Extract, from the records beneath this instruction, each line that contains the word "Таежная".

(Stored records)
⟨
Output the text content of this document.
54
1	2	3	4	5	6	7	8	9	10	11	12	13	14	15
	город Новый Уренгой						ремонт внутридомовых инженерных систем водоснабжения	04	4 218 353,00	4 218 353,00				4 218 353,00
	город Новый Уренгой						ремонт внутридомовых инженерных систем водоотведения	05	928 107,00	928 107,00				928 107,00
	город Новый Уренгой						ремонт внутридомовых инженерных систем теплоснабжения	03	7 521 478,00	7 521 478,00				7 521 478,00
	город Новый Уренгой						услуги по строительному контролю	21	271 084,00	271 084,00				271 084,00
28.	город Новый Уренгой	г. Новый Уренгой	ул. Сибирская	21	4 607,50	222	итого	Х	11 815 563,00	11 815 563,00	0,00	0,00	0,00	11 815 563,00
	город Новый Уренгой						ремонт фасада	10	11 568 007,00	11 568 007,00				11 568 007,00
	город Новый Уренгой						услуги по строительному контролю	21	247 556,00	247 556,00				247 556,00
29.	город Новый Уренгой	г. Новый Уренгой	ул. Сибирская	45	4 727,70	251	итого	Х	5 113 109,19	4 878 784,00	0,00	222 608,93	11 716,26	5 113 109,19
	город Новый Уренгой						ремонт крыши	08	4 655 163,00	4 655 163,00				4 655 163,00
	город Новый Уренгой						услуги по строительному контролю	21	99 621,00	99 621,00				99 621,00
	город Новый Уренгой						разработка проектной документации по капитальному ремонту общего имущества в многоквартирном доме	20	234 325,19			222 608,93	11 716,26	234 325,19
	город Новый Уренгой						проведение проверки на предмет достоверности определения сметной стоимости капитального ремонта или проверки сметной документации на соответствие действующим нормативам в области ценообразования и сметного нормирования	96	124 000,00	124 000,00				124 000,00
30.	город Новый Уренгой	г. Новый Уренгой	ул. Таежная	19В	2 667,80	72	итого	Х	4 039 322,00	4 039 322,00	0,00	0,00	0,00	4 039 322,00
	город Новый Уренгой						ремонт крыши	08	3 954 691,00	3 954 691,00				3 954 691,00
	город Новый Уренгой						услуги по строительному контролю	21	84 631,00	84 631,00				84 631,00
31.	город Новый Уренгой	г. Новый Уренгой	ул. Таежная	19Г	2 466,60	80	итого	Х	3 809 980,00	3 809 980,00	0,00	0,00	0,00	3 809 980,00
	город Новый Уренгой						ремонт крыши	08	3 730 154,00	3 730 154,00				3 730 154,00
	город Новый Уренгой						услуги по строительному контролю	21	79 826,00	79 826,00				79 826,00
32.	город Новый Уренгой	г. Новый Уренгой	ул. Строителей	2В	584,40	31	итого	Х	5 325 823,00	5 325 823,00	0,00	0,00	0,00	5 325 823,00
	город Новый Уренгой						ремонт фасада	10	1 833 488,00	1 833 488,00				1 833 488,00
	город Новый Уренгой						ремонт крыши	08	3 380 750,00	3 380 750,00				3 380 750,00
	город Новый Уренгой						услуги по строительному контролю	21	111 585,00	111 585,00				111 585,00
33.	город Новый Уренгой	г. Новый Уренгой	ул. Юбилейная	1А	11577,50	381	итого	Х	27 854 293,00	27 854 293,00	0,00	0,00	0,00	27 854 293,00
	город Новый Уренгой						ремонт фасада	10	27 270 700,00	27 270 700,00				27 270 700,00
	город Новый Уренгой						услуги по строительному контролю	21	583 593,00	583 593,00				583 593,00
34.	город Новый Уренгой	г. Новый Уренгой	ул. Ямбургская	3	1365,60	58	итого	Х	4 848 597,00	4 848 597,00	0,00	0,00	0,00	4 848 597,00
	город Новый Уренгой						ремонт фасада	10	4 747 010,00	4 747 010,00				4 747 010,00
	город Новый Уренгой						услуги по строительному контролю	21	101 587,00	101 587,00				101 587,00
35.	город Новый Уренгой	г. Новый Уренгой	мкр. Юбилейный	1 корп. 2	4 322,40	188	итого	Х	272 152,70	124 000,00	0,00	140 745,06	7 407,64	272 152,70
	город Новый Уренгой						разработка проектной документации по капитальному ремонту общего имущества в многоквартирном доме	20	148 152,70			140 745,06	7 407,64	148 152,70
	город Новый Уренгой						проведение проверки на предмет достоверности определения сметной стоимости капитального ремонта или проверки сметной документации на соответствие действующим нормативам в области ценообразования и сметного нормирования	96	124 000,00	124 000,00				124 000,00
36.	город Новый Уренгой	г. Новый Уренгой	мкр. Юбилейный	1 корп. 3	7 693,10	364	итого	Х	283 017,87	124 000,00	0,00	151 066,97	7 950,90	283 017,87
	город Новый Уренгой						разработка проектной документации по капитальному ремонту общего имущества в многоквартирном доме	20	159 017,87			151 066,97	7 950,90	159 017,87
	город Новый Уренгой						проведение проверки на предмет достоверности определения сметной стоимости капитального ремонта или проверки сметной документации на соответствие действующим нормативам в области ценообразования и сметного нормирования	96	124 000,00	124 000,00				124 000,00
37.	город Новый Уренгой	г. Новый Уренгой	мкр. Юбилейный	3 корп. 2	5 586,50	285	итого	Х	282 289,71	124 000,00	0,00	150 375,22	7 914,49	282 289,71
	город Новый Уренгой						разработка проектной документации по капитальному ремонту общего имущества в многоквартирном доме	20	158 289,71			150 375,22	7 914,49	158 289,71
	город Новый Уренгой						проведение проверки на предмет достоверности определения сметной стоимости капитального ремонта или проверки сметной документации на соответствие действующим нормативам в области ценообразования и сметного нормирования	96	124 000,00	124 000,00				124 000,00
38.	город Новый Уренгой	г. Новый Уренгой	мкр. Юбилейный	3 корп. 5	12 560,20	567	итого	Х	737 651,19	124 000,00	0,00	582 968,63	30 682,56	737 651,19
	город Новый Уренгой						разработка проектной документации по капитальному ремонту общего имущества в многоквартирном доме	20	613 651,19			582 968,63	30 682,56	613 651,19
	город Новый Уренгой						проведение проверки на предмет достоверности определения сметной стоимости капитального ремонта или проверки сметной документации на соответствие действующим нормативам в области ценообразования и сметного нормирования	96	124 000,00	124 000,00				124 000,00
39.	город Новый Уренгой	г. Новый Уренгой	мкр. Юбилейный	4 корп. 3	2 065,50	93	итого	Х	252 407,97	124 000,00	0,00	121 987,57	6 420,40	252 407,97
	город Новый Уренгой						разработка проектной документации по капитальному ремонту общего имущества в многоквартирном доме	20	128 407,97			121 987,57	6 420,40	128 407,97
⟩
→ Output:
30.	город Новый Уренгой	г. Новый Уренгой	ул. Таежная	19В	2 667,80	72	итого	Х	4 039 322,00	4 039 322,00	0,00	0,00	0,00	4 039 322,00
31.	город Новый Уренгой	г. Новый Уренгой	ул. Таежная	19Г	2 466,60	80	итого	Х	3 809 980,00	3 809 980,00	0,00	0,00	0,00	3 809 980,00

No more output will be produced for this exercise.